▶ _TASK DIRECTIONS_:
Exact reproduction of the data is required, with images excluded.

▶ _DATASET CONTENT_:
§

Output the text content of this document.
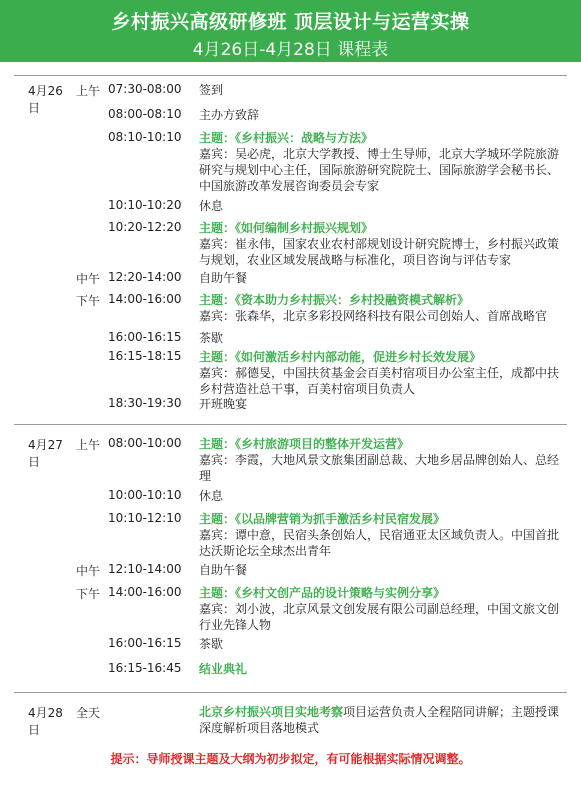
乡村振兴高级研修班 顶层设计与运营实操
4月26日-4月28日 课程表
4月26日
上午 07:30-08:00	签到
08:00-08:10	主办方致辞
08:10-10:10	主题：《乡村振兴：战略与方法》
嘉宾：吴必虎，北京大学教授、博士生导师，北京大学城环学院旅游研究与规划中心主任，国际旅游研究院院士、国际旅游学会秘书长、中国旅游改革发展咨询委员会专家
10:10-10:20	休息
10:20-12:20	主题：《如何编制乡村振兴规划》
嘉宾：崔永伟，国家农业农村部规划设计研究院博士，乡村振兴政策与规划，农业区域发展战略与标准化，项目咨询与评估专家
中午 12:20-14:00	自助午餐
下午 14:00-16:00	主题：《资本助力乡村振兴：乡村投融资模式解析》
嘉宾：张森华，北京多彩投网络科技有限公司创始人、首席战略官
16:00-16:15	茶歇
16:15-18:15	主题：《如何激活乡村内部动能，促进乡村长效发展》
嘉宾：郝德旻，中国扶贫基金会百美村宿项目办公室主任，成都中扶乡村营造社总干事，百美村宿项目负责人
18:30-19:30	开班晚宴
4月27日
上午 08:00-10:00	主题：《乡村旅游项目的整体开发运营》
嘉宾：李霞，大地风景文旅集团副总裁、大地乡居品牌创始人、总经理
10:00-10:10	休息
10:10-12:10	主题：《以品牌营销为抓手激活乡村民宿发展》
嘉宾：谭中意，民宿头条创始人，民宿通亚太区域负责人。中国首批达沃斯论坛全球杰出青年
中午 12:10-14:00	自助午餐
下午 14:00-16:00	主题：《乡村文创产品的设计策略与实例分享》
嘉宾：刘小波，北京风景文创发展有限公司副总经理，中国文旅文创行业先锋人物
16:00-16:15	茶歇
16:15-16:45	结业典礼
4月28日
全天	北京乡村振兴项目实地考察项目运营负责人全程陪同讲解；主题授课深度解析项目落地模式
提示：导师授课主题及大纲为初步拟定，有可能根据实际情况调整。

§

▶ _SOLUTION FOR THIS TASK_:
Output the text content of this document.
乡村振兴高级研修班 顶层设计与运营实操
4月26日-4月28日 课程表
4月26日
上午 07:30-08:00	签到
08:00-08:10	主办方致辞
08:10-10:10	主题：《乡村振兴：战略与方法》
嘉宾：吴必虎，北京大学教授、博士生导师，北京大学城环学院旅游研究与规划中心主任，国际旅游研究院院士、国际旅游学会秘书长、中国旅游改革发展咨询委员会专家
10:10-10:20	休息
10:20-12:20	主题：《如何编制乡村振兴规划》
嘉宾：崔永伟，国家农业农村部规划设计研究院博士，乡村振兴政策与规划，农业区域发展战略与标准化，项目咨询与评估专家
中午 12:20-14:00	自助午餐
下午 14:00-16:00	主题：《资本助力乡村振兴：乡村投融资模式解析》
嘉宾：张森华，北京多彩投网络科技有限公司创始人、首席战略官
16:00-16:15	茶歇
16:15-18:15	主题：《如何激活乡村内部动能，促进乡村长效发展》
嘉宾：郝德旻，中国扶贫基金会百美村宿项目办公室主任，成都中扶乡村营造社总干事，百美村宿项目负责人
18:30-19:30	开班晚宴
4月27日
上午 08:00-10:00	主题：《乡村旅游项目的整体开发运营》
嘉宾：李霞，大地风景文旅集团副总裁、大地乡居品牌创始人、总经理
10:00-10:10	休息
10:10-12:10	主题：《以品牌营销为抓手激活乡村民宿发展》
嘉宾：谭中意，民宿头条创始人，民宿通亚太区域负责人。中国首批达沃斯论坛全球杰出青年
中午 12:10-14:00	自助午餐
下午 14:00-16:00	主题：《乡村文创产品的设计策略与实例分享》
嘉宾：刘小波，北京风景文创发展有限公司副总经理，中国文旅文创行业先锋人物
16:00-16:15	茶歇
16:15-16:45	结业典礼
4月28日
全天	北京乡村振兴项目实地考察项目运营负责人全程陪同讲解；主题授课深度解析项目落地模式
提示：导师授课主题及大纲为初步拟定，有可能根据实际情况调整。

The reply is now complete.